▼

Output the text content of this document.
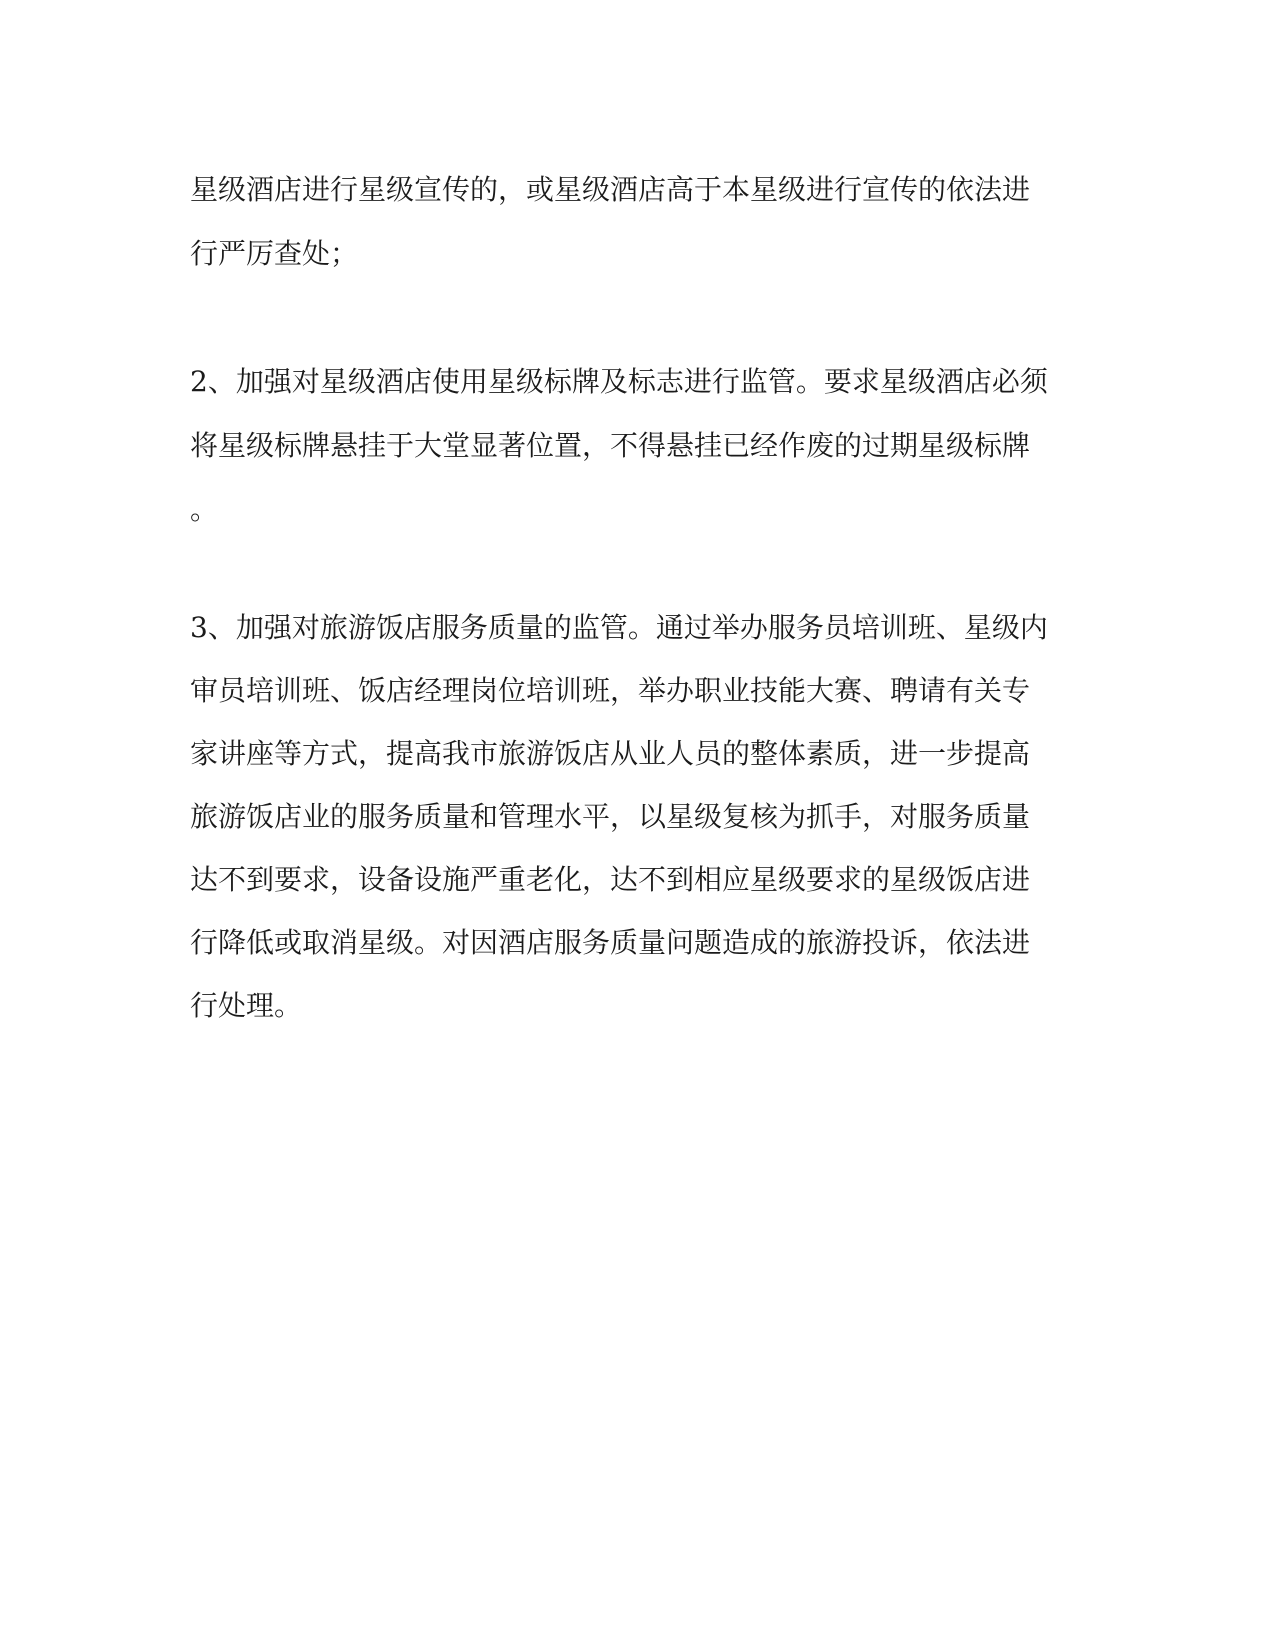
星级酒店进行星级宣传的，或星级酒店高于本星级进行宣传的依法进
行严厉查处；
2、加强对星级酒店使用星级标牌及标志进行监管。要求星级酒店必须
将星级标牌悬挂于大堂显著位置，不得悬挂已经作废的过期星级标牌
。
3、加强对旅游饭店服务质量的监管。通过举办服务员培训班、星级内
审员培训班、饭店经理岗位培训班，举办职业技能大赛、聘请有关专
家讲座等方式，提高我市旅游饭店从业人员的整体素质，进一步提高
旅游饭店业的服务质量和管理水平，以星级复核为抓手，对服务质量
达不到要求，设备设施严重老化，达不到相应星级要求的星级饭店进
行降低或取消星级。对因酒店服务质量问题造成的旅游投诉，依法进
行处理。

▲

Work to do.
Output the entries above exactly, without their pictures.

The response.
Output the text content of this document.
星级酒店进行星级宣传的，或星级酒店高于本星级进行宣传的依法进
行严厉查处；
2、加强对星级酒店使用星级标牌及标志进行监管。要求星级酒店必须
将星级标牌悬挂于大堂显著位置，不得悬挂已经作废的过期星级标牌
。
3、加强对旅游饭店服务质量的监管。通过举办服务员培训班、星级内
审员培训班、饭店经理岗位培训班，举办职业技能大赛、聘请有关专
家讲座等方式，提高我市旅游饭店从业人员的整体素质，进一步提高
旅游饭店业的服务质量和管理水平，以星级复核为抓手，对服务质量
达不到要求，设备设施严重老化，达不到相应星级要求的星级饭店进
行降低或取消星级。对因酒店服务质量问题造成的旅游投诉，依法进
行处理。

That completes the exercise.